**Work to do**: Please pull out every line of the items below that contains the word "diffusion".

Items from a dataset:
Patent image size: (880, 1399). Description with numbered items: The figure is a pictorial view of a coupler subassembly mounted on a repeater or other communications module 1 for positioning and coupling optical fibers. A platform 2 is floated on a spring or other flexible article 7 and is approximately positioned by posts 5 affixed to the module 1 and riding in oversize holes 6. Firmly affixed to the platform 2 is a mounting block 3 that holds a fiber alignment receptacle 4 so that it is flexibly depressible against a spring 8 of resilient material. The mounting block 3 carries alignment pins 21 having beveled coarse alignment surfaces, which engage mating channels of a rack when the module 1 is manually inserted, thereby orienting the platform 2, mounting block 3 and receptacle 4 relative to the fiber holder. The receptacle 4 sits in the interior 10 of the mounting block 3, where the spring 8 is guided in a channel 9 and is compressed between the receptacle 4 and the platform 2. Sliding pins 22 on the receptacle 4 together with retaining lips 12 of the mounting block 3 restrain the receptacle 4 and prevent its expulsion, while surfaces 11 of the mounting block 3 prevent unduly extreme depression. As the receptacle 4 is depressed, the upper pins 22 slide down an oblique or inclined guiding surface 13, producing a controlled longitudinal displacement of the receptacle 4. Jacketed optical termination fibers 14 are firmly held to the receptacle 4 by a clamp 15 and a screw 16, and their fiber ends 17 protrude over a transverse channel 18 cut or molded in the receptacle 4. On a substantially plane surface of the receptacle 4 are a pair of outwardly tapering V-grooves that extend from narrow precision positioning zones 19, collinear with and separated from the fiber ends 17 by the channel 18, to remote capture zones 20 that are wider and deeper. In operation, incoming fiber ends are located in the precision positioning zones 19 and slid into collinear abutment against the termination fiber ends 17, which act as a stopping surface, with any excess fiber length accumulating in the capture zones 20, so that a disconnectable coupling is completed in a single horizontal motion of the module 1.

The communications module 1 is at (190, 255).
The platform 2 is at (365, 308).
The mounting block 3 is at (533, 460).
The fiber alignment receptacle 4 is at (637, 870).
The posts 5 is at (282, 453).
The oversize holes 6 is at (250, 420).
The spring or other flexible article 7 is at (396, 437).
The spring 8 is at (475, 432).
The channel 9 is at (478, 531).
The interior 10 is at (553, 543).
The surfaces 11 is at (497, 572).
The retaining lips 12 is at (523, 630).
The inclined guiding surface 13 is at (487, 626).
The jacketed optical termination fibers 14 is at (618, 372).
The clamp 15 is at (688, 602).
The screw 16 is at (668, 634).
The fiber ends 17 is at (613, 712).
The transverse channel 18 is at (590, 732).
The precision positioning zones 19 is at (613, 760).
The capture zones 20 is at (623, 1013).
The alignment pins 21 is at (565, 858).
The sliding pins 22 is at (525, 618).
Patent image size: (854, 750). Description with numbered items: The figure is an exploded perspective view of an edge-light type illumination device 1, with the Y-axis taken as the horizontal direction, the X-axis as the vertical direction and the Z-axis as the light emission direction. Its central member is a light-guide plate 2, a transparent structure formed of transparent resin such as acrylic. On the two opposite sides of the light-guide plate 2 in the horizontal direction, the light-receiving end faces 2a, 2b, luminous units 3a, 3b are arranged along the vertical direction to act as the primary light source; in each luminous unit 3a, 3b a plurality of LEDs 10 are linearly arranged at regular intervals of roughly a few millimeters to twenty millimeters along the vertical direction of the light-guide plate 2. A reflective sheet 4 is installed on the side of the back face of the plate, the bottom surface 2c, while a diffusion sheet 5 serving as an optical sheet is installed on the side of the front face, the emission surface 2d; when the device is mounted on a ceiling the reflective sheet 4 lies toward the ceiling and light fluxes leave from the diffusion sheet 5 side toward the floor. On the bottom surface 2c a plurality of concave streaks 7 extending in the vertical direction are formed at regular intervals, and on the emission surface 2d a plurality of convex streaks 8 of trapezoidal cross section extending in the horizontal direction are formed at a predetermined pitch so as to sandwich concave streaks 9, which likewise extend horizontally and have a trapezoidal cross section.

**Reply to the exercise**:
Patent image size: (854, 750). Description with numbered items: The figure is an exploded perspective view of an edge-light type illumination device 1, with the Y-axis taken as the horizontal direction, the X-axis as the vertical direction and the Z-axis as the light emission direction. Its central member is a light-guide plate 2, a transparent structure formed of transparent resin such as acrylic. On the two opposite sides of the light-guide plate 2 in the horizontal direction, the light-receiving end faces 2a, 2b, luminous units 3a, 3b are arranged along the vertical direction to act as the primary light source; in each luminous unit 3a, 3b a plurality of LEDs 10 are linearly arranged at regular intervals of roughly a few millimeters to twenty millimeters along the vertical direction of the light-guide plate 2. A reflective sheet 4 is installed on the side of the back face of the plate, the bottom surface 2c, while a diffusion sheet 5 serving as an optical sheet is installed on the side of the front face, the emission surface 2d; when the device is mounted on a ceiling the reflective sheet 4 lies toward the ceiling and light fluxes leave from the diffusion sheet 5 side toward the floor. On the bottom surface 2c a plurality of concave streaks 7 extending in the vertical direction are formed at regular intervals, and on the emission surface 2d a plurality of convex streaks 8 of trapezoidal cross section extending in the horizontal direction are formed at a predetermined pitch so as to sandwich concave streaks 9, which likewise extend horizontally and have a trapezoidal cross section.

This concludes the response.